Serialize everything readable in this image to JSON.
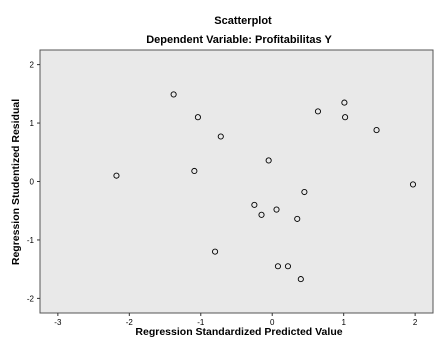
{
  "chart_data": {
    "type": "scatter",
    "title": "Scatterplot",
    "subtitle": "Dependent Variable: Profitabilitas Y",
    "xlabel": "Regression Standardized Predicted Value",
    "ylabel": "Regression Studentized Residual",
    "xlim": [
      -3.25,
      2.25
    ],
    "ylim": [
      -2.25,
      2.25
    ],
    "xticks": [
      -3,
      -2,
      -1,
      0,
      1,
      2
    ],
    "yticks": [
      -2,
      -1,
      0,
      1,
      2
    ],
    "grid": false,
    "colors": {
      "plot_background": "#e9e9e9",
      "plot_border": "#555555",
      "marker_stroke": "#000000"
    },
    "points": [
      {
        "x": -2.18,
        "y": 0.1
      },
      {
        "x": -1.38,
        "y": 1.49
      },
      {
        "x": -1.04,
        "y": 1.1
      },
      {
        "x": -1.09,
        "y": 0.18
      },
      {
        "x": -0.72,
        "y": 0.77
      },
      {
        "x": -0.8,
        "y": -1.2
      },
      {
        "x": -0.25,
        "y": -0.4
      },
      {
        "x": -0.15,
        "y": -0.57
      },
      {
        "x": -0.05,
        "y": 0.36
      },
      {
        "x": 0.06,
        "y": -0.48
      },
      {
        "x": 0.08,
        "y": -1.45
      },
      {
        "x": 0.22,
        "y": -1.45
      },
      {
        "x": 0.35,
        "y": -0.64
      },
      {
        "x": 0.4,
        "y": -1.67
      },
      {
        "x": 0.45,
        "y": -0.18
      },
      {
        "x": 0.64,
        "y": 1.2
      },
      {
        "x": 1.01,
        "y": 1.35
      },
      {
        "x": 1.02,
        "y": 1.1
      },
      {
        "x": 1.46,
        "y": 0.88
      },
      {
        "x": 1.97,
        "y": -0.05
      }
    ]
  }
}
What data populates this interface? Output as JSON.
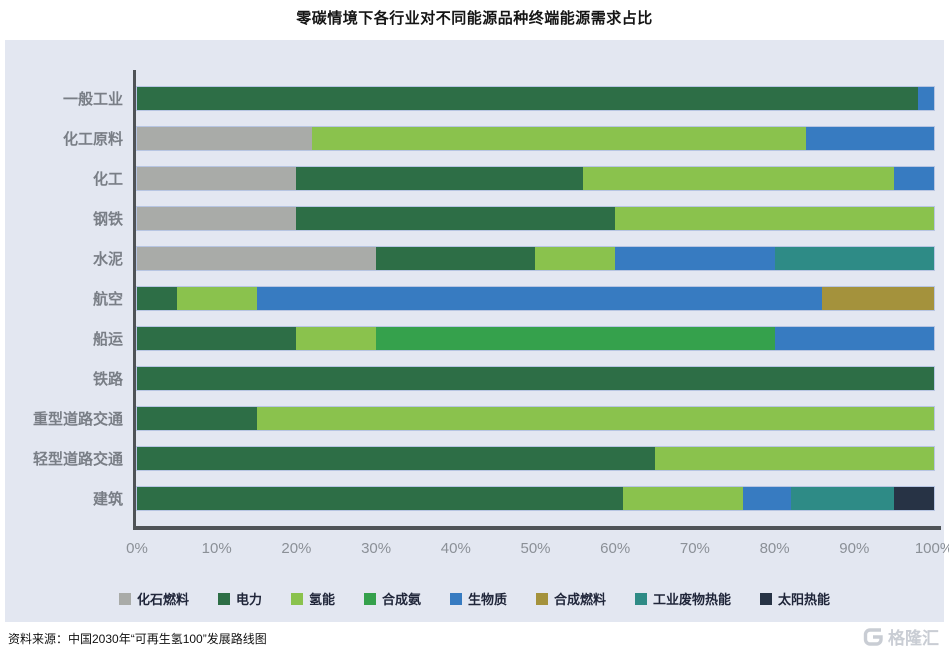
{
  "page": {
    "title": "零碳情境下各行业对不同能源品种终端能源需求占比"
  },
  "chart_data": {
    "type": "bar",
    "subtype": "horizontal-stacked",
    "title": "零碳情境下各行业对不同能源品种终端能源需求占比",
    "unit": "%",
    "categories": [
      "一般工业",
      "化工原料",
      "化工",
      "钢铁",
      "水泥",
      "航空",
      "船运",
      "铁路",
      "重型道路交通",
      "轻型道路交通",
      "建筑"
    ],
    "series": [
      {
        "name": "化石燃料",
        "color": "#a9aba8",
        "values": [
          0,
          22,
          20,
          20,
          30,
          0,
          0,
          0,
          0,
          0,
          0
        ]
      },
      {
        "name": "电力",
        "color": "#2d6e46",
        "values": [
          98,
          0,
          36,
          40,
          20,
          5,
          20,
          100,
          15,
          65,
          61
        ]
      },
      {
        "name": "氢能",
        "color": "#8ac24d",
        "values": [
          0,
          62,
          39,
          40,
          10,
          10,
          10,
          0,
          85,
          35,
          15
        ]
      },
      {
        "name": "合成氨",
        "color": "#35a14c",
        "values": [
          0,
          0,
          0,
          0,
          0,
          0,
          50,
          0,
          0,
          0,
          0
        ]
      },
      {
        "name": "生物质",
        "color": "#377bc1",
        "values": [
          2,
          16,
          5,
          0,
          20,
          71,
          20,
          0,
          0,
          0,
          6
        ]
      },
      {
        "name": "合成燃料",
        "color": "#a4923c",
        "values": [
          0,
          0,
          0,
          0,
          0,
          14,
          0,
          0,
          0,
          0,
          0
        ]
      },
      {
        "name": "工业废物热能",
        "color": "#2e8b86",
        "values": [
          0,
          0,
          0,
          0,
          20,
          0,
          0,
          0,
          0,
          0,
          13
        ]
      },
      {
        "name": "太阳热能",
        "color": "#273345",
        "values": [
          0,
          0,
          0,
          0,
          0,
          0,
          0,
          0,
          0,
          0,
          5
        ]
      }
    ],
    "x_ticks": [
      "0%",
      "10%",
      "20%",
      "30%",
      "40%",
      "50%",
      "60%",
      "70%",
      "80%",
      "90%",
      "100%"
    ],
    "xlim": [
      0,
      100
    ],
    "legend_position": "bottom",
    "grid": false
  },
  "footer": {
    "source": "资料来源：中国2030年“可再生氢100”发展路线图",
    "logo_text": "格隆汇"
  }
}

### Short problem
Within the listing, how many lines hold the word "this"? Only the number is to be given.

### Result
2